*** Supplied records

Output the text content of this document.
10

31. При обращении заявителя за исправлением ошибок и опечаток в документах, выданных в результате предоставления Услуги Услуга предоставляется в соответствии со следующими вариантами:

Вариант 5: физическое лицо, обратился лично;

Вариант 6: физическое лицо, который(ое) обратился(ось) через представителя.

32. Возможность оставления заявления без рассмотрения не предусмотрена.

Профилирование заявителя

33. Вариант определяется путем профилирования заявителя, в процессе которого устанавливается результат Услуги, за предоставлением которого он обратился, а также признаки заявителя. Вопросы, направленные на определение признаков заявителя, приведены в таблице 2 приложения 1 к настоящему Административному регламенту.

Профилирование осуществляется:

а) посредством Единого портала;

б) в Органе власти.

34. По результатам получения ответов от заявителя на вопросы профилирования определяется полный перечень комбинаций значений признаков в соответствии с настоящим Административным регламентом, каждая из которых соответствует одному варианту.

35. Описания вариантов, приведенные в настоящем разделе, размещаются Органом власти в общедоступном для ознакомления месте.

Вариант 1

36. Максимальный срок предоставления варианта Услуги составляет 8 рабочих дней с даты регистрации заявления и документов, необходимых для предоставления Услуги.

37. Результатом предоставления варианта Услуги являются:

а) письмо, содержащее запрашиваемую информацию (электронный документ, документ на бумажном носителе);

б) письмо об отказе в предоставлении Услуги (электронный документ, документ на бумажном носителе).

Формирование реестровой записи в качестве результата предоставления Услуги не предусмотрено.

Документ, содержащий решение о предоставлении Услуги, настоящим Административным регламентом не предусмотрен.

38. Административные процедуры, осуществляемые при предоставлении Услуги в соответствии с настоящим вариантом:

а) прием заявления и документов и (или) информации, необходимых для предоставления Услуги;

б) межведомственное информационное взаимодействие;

******
*** Supplied records

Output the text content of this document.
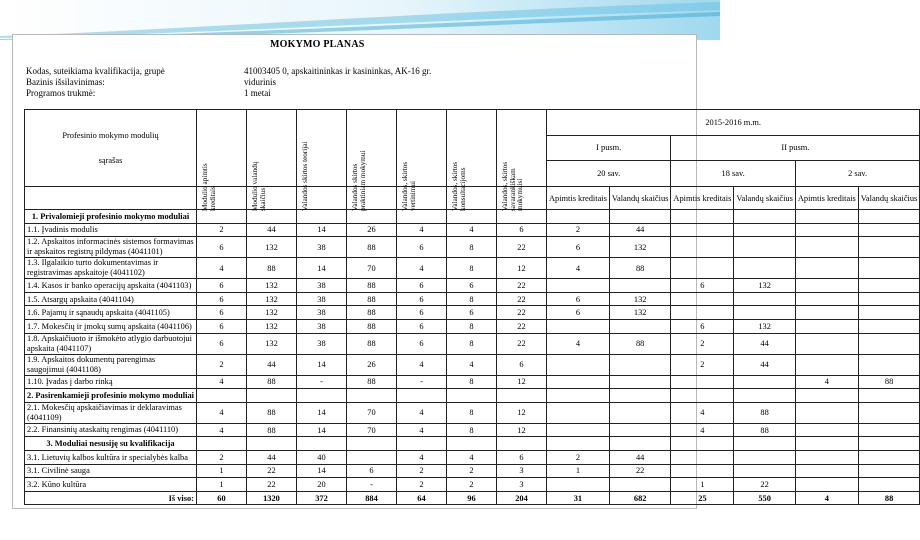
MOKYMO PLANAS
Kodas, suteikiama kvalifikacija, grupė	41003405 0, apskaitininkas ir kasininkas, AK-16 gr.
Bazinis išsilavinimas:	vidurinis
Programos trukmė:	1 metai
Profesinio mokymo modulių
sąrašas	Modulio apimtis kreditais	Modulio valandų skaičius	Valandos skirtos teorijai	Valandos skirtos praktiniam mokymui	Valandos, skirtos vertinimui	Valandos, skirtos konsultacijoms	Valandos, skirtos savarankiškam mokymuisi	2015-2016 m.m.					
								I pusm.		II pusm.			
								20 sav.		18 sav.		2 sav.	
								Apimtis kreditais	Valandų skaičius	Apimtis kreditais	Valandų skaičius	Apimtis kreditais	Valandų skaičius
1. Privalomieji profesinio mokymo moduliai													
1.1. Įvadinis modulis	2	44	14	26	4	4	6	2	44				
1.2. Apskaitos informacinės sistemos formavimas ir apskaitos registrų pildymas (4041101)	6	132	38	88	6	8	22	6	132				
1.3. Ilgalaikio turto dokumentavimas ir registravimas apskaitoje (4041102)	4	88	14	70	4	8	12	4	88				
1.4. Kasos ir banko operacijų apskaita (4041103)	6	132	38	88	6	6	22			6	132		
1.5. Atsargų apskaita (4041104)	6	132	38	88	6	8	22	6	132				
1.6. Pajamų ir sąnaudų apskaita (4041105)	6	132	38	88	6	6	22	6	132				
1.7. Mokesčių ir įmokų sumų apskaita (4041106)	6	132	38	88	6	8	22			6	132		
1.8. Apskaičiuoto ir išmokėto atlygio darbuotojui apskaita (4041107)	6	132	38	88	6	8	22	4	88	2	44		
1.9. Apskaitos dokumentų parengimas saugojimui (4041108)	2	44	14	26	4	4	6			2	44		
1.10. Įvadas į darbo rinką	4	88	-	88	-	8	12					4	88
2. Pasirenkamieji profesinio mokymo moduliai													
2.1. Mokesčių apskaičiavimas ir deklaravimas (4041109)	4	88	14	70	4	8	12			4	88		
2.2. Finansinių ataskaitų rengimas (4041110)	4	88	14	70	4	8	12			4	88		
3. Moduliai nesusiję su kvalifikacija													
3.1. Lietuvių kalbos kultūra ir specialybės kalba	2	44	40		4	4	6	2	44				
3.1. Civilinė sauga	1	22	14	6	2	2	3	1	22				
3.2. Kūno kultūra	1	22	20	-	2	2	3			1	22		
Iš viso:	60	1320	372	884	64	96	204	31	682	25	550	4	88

******

_Short task_
Search the preceding listing for the word "заявителя" and pull out every line that holds it.

_Final result_
31. При обращении заявителя за исправлением ошибок и опечаток в документах, выданных в результате предоставления Услуги Услуга предоставляется в соответствии со следующими вариантами:
Профилирование заявителя
33. Вариант определяется путем профилирования заявителя, в процессе которого устанавливается результат Услуги, за предоставлением которого он обратился, а также признаки заявителя. Вопросы, направленные на определение признаков заявителя, приведены в таблице 2 приложения 1 к настоящему Административному регламенту.
34. По результатам получения ответов от заявителя на вопросы профилирования определяется полный перечень комбинаций значений признаков в соответствии с настоящим Административным регламентом, каждая из которых соответствует одному варианту.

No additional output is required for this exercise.